## START Given records

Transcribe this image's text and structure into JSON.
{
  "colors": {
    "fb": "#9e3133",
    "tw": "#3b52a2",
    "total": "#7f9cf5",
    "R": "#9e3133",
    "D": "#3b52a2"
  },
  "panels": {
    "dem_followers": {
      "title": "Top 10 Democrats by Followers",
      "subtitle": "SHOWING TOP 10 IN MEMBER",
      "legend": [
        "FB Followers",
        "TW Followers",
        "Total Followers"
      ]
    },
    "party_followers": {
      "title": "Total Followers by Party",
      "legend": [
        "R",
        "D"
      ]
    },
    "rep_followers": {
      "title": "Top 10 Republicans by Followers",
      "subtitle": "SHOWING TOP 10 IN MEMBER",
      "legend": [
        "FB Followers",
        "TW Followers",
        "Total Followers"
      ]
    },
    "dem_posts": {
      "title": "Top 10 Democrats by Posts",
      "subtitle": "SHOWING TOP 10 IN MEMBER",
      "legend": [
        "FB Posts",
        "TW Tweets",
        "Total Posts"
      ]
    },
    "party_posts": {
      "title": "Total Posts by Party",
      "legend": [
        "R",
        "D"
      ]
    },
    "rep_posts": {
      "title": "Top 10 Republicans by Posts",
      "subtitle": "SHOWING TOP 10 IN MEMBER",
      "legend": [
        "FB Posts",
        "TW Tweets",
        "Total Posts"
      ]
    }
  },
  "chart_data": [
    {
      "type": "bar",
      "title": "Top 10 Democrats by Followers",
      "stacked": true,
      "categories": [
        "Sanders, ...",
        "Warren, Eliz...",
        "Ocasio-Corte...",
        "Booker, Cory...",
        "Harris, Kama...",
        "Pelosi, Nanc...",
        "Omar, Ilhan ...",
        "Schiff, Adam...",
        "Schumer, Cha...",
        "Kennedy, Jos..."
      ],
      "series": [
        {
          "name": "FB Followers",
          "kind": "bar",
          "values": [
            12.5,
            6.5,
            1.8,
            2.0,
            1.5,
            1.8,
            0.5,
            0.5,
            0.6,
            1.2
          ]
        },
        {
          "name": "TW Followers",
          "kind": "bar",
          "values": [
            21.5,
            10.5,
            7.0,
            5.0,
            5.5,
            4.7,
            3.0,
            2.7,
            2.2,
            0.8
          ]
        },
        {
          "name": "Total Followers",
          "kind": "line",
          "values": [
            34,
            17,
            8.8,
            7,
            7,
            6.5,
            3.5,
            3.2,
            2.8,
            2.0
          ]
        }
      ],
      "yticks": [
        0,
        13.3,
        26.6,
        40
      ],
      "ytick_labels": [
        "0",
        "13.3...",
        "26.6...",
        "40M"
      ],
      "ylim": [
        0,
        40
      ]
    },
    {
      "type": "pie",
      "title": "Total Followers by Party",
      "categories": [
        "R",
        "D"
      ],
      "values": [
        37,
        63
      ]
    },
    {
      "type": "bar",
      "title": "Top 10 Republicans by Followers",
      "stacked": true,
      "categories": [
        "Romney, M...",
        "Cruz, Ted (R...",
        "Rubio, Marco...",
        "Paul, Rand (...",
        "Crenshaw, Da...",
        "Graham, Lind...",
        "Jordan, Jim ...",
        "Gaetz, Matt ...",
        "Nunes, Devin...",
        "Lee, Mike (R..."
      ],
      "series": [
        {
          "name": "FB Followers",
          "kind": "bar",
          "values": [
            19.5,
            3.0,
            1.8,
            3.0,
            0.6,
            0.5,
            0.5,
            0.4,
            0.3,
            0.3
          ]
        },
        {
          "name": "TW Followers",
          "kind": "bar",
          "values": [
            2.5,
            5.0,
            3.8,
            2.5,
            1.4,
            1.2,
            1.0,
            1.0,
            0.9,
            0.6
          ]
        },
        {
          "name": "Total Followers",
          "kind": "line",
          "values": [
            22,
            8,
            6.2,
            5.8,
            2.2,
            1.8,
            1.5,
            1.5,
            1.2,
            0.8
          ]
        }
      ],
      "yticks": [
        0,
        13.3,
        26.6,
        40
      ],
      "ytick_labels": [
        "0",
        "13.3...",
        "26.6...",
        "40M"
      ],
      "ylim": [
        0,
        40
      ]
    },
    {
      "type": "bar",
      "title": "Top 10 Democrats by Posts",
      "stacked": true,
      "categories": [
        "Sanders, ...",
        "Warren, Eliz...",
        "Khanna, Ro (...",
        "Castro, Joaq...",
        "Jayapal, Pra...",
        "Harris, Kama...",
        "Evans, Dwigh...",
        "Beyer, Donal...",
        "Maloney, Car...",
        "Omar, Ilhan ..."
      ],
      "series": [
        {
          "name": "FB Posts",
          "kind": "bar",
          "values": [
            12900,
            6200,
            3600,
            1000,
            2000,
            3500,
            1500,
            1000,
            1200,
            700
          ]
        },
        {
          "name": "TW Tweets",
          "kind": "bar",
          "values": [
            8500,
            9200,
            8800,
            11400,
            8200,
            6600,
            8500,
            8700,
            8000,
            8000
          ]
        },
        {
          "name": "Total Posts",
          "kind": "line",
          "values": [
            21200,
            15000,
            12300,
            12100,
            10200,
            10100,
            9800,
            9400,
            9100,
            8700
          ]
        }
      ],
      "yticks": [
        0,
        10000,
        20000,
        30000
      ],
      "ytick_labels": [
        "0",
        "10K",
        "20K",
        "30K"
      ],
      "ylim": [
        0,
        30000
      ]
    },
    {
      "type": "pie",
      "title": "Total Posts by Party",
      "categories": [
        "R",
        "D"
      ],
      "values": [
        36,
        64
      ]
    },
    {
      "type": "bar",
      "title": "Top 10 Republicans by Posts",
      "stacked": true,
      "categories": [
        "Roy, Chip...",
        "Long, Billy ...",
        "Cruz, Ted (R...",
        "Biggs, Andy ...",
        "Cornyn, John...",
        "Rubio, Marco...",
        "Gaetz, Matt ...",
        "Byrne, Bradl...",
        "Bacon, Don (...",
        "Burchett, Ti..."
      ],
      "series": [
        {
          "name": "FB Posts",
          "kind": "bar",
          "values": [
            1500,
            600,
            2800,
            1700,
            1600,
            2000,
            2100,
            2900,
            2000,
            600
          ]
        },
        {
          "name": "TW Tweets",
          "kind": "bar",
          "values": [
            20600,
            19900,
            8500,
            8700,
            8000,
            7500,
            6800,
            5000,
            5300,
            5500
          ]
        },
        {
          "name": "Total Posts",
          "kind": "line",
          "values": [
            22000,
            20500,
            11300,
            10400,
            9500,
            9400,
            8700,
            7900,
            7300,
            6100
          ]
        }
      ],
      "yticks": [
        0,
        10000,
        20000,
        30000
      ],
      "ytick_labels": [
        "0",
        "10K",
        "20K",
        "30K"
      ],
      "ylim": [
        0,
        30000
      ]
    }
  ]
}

## END Given records

* [Exercise requirements]:
All of the data needs to be printed once more, exactly.

* [Task response]:
Transcribe this image's text and structure into JSON.
{
  "colors": {
    "fb": "#9e3133",
    "tw": "#3b52a2",
    "total": "#7f9cf5",
    "R": "#9e3133",
    "D": "#3b52a2"
  },
  "panels": {
    "dem_followers": {
      "title": "Top 10 Democrats by Followers",
      "subtitle": "SHOWING TOP 10 IN MEMBER",
      "legend": [
        "FB Followers",
        "TW Followers",
        "Total Followers"
      ]
    },
    "party_followers": {
      "title": "Total Followers by Party",
      "legend": [
        "R",
        "D"
      ]
    },
    "rep_followers": {
      "title": "Top 10 Republicans by Followers",
      "subtitle": "SHOWING TOP 10 IN MEMBER",
      "legend": [
        "FB Followers",
        "TW Followers",
        "Total Followers"
      ]
    },
    "dem_posts": {
      "title": "Top 10 Democrats by Posts",
      "subtitle": "SHOWING TOP 10 IN MEMBER",
      "legend": [
        "FB Posts",
        "TW Tweets",
        "Total Posts"
      ]
    },
    "party_posts": {
      "title": "Total Posts by Party",
      "legend": [
        "R",
        "D"
      ]
    },
    "rep_posts": {
      "title": "Top 10 Republicans by Posts",
      "subtitle": "SHOWING TOP 10 IN MEMBER",
      "legend": [
        "FB Posts",
        "TW Tweets",
        "Total Posts"
      ]
    }
  },
  "chart_data": [
    {
      "type": "bar",
      "title": "Top 10 Democrats by Followers",
      "stacked": true,
      "categories": [
        "Sanders, ...",
        "Warren, Eliz...",
        "Ocasio-Corte...",
        "Booker, Cory...",
        "Harris, Kama...",
        "Pelosi, Nanc...",
        "Omar, Ilhan ...",
        "Schiff, Adam...",
        "Schumer, Cha...",
        "Kennedy, Jos..."
      ],
      "series": [
        {
          "name": "FB Followers",
          "kind": "bar",
          "values": [
            12.5,
            6.5,
            1.8,
            2.0,
            1.5,
            1.8,
            0.5,
            0.5,
            0.6,
            1.2
          ]
        },
        {
          "name": "TW Followers",
          "kind": "bar",
          "values": [
            21.5,
            10.5,
            7.0,
            5.0,
            5.5,
            4.7,
            3.0,
            2.7,
            2.2,
            0.8
          ]
        },
        {
          "name": "Total Followers",
          "kind": "line",
          "values": [
            34,
            17,
            8.8,
            7,
            7,
            6.5,
            3.5,
            3.2,
            2.8,
            2.0
          ]
        }
      ],
      "yticks": [
        0,
        13.3,
        26.6,
        40
      ],
      "ytick_labels": [
        "0",
        "13.3...",
        "26.6...",
        "40M"
      ],
      "ylim": [
        0,
        40
      ]
    },
    {
      "type": "pie",
      "title": "Total Followers by Party",
      "categories": [
        "R",
        "D"
      ],
      "values": [
        37,
        63
      ]
    },
    {
      "type": "bar",
      "title": "Top 10 Republicans by Followers",
      "stacked": true,
      "categories": [
        "Romney, M...",
        "Cruz, Ted (R...",
        "Rubio, Marco...",
        "Paul, Rand (...",
        "Crenshaw, Da...",
        "Graham, Lind...",
        "Jordan, Jim ...",
        "Gaetz, Matt ...",
        "Nunes, Devin...",
        "Lee, Mike (R..."
      ],
      "series": [
        {
          "name": "FB Followers",
          "kind": "bar",
          "values": [
            19.5,
            3.0,
            1.8,
            3.0,
            0.6,
            0.5,
            0.5,
            0.4,
            0.3,
            0.3
          ]
        },
        {
          "name": "TW Followers",
          "kind": "bar",
          "values": [
            2.5,
            5.0,
            3.8,
            2.5,
            1.4,
            1.2,
            1.0,
            1.0,
            0.9,
            0.6
          ]
        },
        {
          "name": "Total Followers",
          "kind": "line",
          "values": [
            22,
            8,
            6.2,
            5.8,
            2.2,
            1.8,
            1.5,
            1.5,
            1.2,
            0.8
          ]
        }
      ],
      "yticks": [
        0,
        13.3,
        26.6,
        40
      ],
      "ytick_labels": [
        "0",
        "13.3...",
        "26.6...",
        "40M"
      ],
      "ylim": [
        0,
        40
      ]
    },
    {
      "type": "bar",
      "title": "Top 10 Democrats by Posts",
      "stacked": true,
      "categories": [
        "Sanders, ...",
        "Warren, Eliz...",
        "Khanna, Ro (...",
        "Castro, Joaq...",
        "Jayapal, Pra...",
        "Harris, Kama...",
        "Evans, Dwigh...",
        "Beyer, Donal...",
        "Maloney, Car...",
        "Omar, Ilhan ..."
      ],
      "series": [
        {
          "name": "FB Posts",
          "kind": "bar",
          "values": [
            12900,
            6200,
            3600,
            1000,
            2000,
            3500,
            1500,
            1000,
            1200,
            700
          ]
        },
        {
          "name": "TW Tweets",
          "kind": "bar",
          "values": [
            8500,
            9200,
            8800,
            11400,
            8200,
            6600,
            8500,
            8700,
            8000,
            8000
          ]
        },
        {
          "name": "Total Posts",
          "kind": "line",
          "values": [
            21200,
            15000,
            12300,
            12100,
            10200,
            10100,
            9800,
            9400,
            9100,
            8700
          ]
        }
      ],
      "yticks": [
        0,
        10000,
        20000,
        30000
      ],
      "ytick_labels": [
        "0",
        "10K",
        "20K",
        "30K"
      ],
      "ylim": [
        0,
        30000
      ]
    },
    {
      "type": "pie",
      "title": "Total Posts by Party",
      "categories": [
        "R",
        "D"
      ],
      "values": [
        36,
        64
      ]
    },
    {
      "type": "bar",
      "title": "Top 10 Republicans by Posts",
      "stacked": true,
      "categories": [
        "Roy, Chip...",
        "Long, Billy ...",
        "Cruz, Ted (R...",
        "Biggs, Andy ...",
        "Cornyn, John...",
        "Rubio, Marco...",
        "Gaetz, Matt ...",
        "Byrne, Bradl...",
        "Bacon, Don (...",
        "Burchett, Ti..."
      ],
      "series": [
        {
          "name": "FB Posts",
          "kind": "bar",
          "values": [
            1500,
            600,
            2800,
            1700,
            1600,
            2000,
            2100,
            2900,
            2000,
            600
          ]
        },
        {
          "name": "TW Tweets",
          "kind": "bar",
          "values": [
            20600,
            19900,
            8500,
            8700,
            8000,
            7500,
            6800,
            5000,
            5300,
            5500
          ]
        },
        {
          "name": "Total Posts",
          "kind": "line",
          "values": [
            22000,
            20500,
            11300,
            10400,
            9500,
            9400,
            8700,
            7900,
            7300,
            6100
          ]
        }
      ],
      "yticks": [
        0,
        10000,
        20000,
        30000
      ],
      "ytick_labels": [
        "0",
        "10K",
        "20K",
        "30K"
      ],
      "ylim": [
        0,
        30000
      ]
    }
  ]
}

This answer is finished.